[Task prompt] Count how many lines hold the string "username". Give that number alone.

[Saved data entries]
○ ○ ○ ○ ○

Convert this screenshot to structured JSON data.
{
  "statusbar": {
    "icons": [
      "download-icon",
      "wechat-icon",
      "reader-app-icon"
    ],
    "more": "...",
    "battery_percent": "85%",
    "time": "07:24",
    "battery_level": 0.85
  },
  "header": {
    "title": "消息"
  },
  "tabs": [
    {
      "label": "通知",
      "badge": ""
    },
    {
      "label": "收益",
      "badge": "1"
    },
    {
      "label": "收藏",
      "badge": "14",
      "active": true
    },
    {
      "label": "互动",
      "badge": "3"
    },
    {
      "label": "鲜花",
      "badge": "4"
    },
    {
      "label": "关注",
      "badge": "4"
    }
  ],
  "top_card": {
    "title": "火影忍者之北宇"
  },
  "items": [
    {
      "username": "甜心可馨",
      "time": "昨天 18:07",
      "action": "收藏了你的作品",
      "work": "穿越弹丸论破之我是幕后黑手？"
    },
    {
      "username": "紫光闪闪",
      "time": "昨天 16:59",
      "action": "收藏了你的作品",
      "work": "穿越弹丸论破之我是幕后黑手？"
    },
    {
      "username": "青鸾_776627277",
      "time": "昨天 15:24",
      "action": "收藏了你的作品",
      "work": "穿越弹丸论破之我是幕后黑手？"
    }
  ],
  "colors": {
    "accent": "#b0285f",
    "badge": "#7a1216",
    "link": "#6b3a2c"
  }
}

○ ○ ○ ○ ○

[Completed exercise] 3